» **TASK TO COMPLETE**: Reproduce the records below in full, swapping each "board-cell" for "grid-square" and leaving everything else as it is.

======== DATA ROWS ========

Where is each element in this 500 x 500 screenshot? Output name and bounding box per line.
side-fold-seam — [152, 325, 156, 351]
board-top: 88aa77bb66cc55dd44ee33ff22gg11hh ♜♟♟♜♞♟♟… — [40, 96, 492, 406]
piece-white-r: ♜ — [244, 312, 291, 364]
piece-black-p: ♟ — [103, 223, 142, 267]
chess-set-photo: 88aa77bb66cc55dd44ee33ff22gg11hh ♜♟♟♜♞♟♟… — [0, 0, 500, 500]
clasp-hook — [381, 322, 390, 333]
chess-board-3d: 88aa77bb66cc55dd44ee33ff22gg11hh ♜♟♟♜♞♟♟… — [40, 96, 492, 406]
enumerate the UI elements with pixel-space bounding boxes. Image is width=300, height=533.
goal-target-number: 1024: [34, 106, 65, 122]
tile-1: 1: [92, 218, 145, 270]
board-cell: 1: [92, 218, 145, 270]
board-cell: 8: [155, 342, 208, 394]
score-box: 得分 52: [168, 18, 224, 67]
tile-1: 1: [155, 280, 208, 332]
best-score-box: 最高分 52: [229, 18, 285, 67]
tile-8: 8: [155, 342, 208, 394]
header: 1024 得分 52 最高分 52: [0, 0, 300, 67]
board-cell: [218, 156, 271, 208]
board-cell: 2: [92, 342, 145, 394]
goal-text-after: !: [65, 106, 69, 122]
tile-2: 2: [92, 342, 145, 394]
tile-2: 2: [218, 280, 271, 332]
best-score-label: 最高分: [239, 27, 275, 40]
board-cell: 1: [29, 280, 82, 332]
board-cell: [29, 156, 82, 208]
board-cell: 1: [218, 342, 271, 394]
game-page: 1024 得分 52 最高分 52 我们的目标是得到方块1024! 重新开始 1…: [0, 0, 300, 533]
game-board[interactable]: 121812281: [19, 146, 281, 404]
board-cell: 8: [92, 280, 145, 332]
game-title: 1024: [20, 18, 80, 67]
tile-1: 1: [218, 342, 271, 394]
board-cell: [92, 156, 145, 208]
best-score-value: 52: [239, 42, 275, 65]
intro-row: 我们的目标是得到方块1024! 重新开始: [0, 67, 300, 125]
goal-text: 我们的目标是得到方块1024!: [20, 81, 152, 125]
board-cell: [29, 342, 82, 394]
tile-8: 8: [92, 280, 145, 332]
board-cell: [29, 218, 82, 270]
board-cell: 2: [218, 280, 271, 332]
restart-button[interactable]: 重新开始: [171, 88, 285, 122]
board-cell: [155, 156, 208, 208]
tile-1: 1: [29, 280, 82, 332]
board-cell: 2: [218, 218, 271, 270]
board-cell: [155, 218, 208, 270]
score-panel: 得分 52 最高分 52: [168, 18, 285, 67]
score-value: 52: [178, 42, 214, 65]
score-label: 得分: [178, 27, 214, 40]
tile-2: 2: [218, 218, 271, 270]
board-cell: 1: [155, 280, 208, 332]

========

» **FULL RESPONSE**:
Where is each element in this 500 x 500 screenshot? Output name and bounding box per line.
side-fold-seam — [152, 325, 156, 351]
board-top: 88aa77bb66cc55dd44ee33ff22gg11hh ♜♟♟♜♞♟♟… — [40, 96, 492, 406]
piece-white-r: ♜ — [244, 312, 291, 364]
piece-black-p: ♟ — [103, 223, 142, 267]
chess-set-photo: 88aa77bb66cc55dd44ee33ff22gg11hh ♜♟♟♜♞♟♟… — [0, 0, 500, 500]
clasp-hook — [381, 322, 390, 333]
chess-board-3d: 88aa77bb66cc55dd44ee33ff22gg11hh ♜♟♟♜♞♟♟… — [40, 96, 492, 406]
enumerate the UI elements with pixel-space bounding boxes. Image is width=300, height=533.
goal-target-number: 1024: [34, 106, 65, 122]
tile-1: 1: [92, 218, 145, 270]
grid-square: 1: [92, 218, 145, 270]
grid-square: 8: [155, 342, 208, 394]
score-box: 得分 52: [168, 18, 224, 67]
tile-1: 1: [155, 280, 208, 332]
best-score-box: 最高分 52: [229, 18, 285, 67]
tile-8: 8: [155, 342, 208, 394]
header: 1024 得分 52 最高分 52: [0, 0, 300, 67]
grid-square: [218, 156, 271, 208]
grid-square: 2: [92, 342, 145, 394]
goal-text-after: !: [65, 106, 69, 122]
tile-2: 2: [92, 342, 145, 394]
tile-2: 2: [218, 280, 271, 332]
best-score-label: 最高分: [239, 27, 275, 40]
grid-square: 1: [29, 280, 82, 332]
grid-square: [29, 156, 82, 208]
grid-square: 1: [218, 342, 271, 394]
game-page: 1024 得分 52 最高分 52 我们的目标是得到方块1024! 重新开始 1…: [0, 0, 300, 533]
game-board[interactable]: 121812281: [19, 146, 281, 404]
grid-square: 8: [92, 280, 145, 332]
game-title: 1024: [20, 18, 80, 67]
tile-1: 1: [218, 342, 271, 394]
grid-square: [92, 156, 145, 208]
best-score-value: 52: [239, 42, 275, 65]
intro-row: 我们的目标是得到方块1024! 重新开始: [0, 67, 300, 125]
goal-text: 我们的目标是得到方块1024!: [20, 81, 152, 125]
grid-square: [29, 342, 82, 394]
tile-8: 8: [92, 280, 145, 332]
grid-square: [29, 218, 82, 270]
grid-square: 2: [218, 280, 271, 332]
restart-button[interactable]: 重新开始: [171, 88, 285, 122]
grid-square: [155, 156, 208, 208]
tile-1: 1: [29, 280, 82, 332]
grid-square: 2: [218, 218, 271, 270]
grid-square: [155, 218, 208, 270]
score-panel: 得分 52 最高分 52: [168, 18, 285, 67]
score-value: 52: [178, 42, 214, 65]
score-label: 得分: [178, 27, 214, 40]
tile-2: 2: [218, 218, 271, 270]
grid-square: 1: [155, 280, 208, 332]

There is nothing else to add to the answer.